◆ Records provided
----------------

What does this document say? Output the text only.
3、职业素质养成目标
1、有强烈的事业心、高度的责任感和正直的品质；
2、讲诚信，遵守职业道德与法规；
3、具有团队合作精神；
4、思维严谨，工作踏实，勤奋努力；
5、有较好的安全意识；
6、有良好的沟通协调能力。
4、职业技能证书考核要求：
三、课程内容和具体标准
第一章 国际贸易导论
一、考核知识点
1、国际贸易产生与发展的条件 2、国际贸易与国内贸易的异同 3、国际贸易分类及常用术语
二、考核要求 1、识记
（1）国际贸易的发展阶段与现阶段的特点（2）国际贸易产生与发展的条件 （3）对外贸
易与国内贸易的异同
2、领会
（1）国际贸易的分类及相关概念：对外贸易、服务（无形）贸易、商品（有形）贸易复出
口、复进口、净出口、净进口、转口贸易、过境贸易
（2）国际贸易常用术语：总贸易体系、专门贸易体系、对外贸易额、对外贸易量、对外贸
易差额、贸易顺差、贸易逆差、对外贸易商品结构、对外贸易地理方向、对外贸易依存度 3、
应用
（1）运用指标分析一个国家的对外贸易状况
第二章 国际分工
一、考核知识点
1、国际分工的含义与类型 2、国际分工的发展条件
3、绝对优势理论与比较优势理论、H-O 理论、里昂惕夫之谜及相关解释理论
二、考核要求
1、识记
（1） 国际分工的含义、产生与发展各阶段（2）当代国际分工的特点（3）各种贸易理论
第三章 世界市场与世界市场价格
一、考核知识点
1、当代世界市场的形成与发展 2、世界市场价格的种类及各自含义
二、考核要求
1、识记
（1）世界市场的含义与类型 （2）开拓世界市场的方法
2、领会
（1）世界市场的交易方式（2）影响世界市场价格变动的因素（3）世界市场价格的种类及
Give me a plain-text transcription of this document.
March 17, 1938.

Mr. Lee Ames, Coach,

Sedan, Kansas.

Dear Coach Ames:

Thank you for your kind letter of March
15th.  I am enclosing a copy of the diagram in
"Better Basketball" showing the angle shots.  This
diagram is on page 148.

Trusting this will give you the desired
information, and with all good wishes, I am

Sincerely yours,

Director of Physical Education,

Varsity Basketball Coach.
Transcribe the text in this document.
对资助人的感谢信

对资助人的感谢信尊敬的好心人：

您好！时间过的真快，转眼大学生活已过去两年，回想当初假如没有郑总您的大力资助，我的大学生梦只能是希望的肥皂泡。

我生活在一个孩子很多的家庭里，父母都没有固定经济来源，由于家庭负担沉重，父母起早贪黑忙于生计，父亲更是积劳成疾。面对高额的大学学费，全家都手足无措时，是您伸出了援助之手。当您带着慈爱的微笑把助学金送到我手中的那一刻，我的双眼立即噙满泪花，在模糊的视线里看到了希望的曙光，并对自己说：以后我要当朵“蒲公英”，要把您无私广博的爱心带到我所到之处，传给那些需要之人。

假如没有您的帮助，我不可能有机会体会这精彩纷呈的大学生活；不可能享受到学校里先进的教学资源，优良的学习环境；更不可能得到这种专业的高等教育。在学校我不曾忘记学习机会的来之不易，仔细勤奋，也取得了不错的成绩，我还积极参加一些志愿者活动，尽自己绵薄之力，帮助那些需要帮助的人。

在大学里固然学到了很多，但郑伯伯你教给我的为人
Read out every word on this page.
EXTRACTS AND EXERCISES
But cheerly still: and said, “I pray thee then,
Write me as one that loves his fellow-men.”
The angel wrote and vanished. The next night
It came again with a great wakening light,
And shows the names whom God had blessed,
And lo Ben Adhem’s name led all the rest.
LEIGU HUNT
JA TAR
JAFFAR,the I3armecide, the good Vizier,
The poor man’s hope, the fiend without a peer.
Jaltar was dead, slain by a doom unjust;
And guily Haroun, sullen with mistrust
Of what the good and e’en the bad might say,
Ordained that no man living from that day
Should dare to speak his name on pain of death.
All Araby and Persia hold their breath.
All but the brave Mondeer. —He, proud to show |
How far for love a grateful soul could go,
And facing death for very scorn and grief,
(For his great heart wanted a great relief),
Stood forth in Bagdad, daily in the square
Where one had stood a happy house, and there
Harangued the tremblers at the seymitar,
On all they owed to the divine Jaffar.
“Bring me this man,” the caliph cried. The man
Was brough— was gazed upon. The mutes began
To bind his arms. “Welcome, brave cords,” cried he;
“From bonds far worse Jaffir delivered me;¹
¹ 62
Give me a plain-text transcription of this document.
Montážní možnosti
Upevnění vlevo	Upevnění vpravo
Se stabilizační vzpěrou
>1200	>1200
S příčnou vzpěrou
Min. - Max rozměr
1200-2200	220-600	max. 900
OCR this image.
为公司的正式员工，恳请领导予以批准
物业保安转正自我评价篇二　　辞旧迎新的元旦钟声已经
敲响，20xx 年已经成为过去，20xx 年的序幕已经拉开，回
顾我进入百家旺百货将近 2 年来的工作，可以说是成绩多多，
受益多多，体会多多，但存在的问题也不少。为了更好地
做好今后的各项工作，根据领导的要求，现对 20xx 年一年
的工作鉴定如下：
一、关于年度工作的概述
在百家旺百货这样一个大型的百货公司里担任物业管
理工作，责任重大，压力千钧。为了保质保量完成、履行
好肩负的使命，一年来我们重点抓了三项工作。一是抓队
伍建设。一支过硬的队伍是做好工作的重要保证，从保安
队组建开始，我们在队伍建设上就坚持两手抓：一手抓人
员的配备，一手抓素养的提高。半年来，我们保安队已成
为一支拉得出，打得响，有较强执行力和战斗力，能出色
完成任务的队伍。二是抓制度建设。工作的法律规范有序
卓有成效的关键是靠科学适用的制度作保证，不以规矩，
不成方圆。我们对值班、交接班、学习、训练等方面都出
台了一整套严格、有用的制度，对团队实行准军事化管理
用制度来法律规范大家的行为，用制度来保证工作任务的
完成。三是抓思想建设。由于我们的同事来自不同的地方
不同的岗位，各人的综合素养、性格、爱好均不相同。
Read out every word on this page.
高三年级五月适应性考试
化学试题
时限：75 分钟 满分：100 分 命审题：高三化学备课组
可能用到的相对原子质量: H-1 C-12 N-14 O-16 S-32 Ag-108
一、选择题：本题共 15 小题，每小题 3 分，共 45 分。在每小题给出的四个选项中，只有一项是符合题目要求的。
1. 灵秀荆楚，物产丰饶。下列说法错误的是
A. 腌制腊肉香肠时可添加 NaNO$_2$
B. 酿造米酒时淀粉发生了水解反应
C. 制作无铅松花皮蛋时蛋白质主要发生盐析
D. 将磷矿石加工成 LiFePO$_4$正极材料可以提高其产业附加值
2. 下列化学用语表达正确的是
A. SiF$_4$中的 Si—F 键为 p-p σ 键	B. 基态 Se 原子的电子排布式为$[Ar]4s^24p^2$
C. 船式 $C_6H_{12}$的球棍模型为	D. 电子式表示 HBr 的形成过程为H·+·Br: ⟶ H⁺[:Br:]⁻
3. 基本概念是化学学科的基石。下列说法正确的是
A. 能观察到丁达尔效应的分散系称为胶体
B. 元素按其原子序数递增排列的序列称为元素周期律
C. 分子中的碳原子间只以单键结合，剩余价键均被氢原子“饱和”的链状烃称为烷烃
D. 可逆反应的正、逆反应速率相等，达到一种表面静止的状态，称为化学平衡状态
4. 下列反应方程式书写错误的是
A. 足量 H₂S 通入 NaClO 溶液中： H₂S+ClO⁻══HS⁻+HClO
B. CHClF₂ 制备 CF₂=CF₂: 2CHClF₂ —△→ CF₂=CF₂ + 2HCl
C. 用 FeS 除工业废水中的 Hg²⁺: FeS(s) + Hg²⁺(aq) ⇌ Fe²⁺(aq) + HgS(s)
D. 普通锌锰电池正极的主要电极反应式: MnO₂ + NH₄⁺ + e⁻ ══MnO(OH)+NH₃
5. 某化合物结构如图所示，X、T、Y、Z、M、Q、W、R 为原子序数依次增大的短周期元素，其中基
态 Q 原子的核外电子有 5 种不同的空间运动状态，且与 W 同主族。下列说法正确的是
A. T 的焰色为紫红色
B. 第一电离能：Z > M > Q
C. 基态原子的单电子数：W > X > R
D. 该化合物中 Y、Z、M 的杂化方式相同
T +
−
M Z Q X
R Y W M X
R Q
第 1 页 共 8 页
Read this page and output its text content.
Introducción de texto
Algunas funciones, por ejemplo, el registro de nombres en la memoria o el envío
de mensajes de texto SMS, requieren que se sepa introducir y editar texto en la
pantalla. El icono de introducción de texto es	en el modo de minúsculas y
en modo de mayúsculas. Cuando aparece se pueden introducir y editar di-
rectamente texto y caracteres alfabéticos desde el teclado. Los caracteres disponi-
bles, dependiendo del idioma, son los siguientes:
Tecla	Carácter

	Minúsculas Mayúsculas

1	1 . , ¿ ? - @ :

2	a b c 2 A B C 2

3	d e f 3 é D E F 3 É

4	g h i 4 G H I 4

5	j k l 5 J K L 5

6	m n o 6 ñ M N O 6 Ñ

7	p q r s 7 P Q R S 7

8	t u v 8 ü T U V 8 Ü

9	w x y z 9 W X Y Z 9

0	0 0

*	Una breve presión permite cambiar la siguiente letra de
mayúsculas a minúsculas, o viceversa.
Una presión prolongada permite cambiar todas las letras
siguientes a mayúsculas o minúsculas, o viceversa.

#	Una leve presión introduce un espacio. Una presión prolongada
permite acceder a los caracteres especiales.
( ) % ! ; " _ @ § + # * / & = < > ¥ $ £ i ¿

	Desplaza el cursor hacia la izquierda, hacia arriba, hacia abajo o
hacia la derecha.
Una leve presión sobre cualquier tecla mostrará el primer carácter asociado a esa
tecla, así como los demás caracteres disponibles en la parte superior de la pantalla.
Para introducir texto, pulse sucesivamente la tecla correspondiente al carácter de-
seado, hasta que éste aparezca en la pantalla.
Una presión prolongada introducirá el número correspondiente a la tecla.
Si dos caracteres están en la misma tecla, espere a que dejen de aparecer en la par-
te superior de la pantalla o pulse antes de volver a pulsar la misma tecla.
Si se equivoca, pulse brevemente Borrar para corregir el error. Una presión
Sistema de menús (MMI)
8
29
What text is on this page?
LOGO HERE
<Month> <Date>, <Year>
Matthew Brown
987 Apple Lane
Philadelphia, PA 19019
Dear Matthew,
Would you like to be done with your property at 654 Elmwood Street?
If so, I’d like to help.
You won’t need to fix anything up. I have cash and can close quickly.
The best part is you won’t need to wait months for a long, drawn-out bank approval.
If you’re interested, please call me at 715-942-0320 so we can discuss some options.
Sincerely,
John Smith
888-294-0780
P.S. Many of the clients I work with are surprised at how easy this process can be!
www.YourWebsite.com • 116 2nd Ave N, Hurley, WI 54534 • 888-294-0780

----------------

◆ Requirement
Where a line above holds the string "caracteres", show that line.

◆ The answer
rectamente texto y caracteres alfabéticos desde el teclado. Los caracteres disponi-
permite acceder a los caracteres especiales.
tecla, así como los demás caracteres disponibles en la parte superior de la pantalla.
Si dos caracteres están en la misma tecla, espere a que dejen de aparecer en la par-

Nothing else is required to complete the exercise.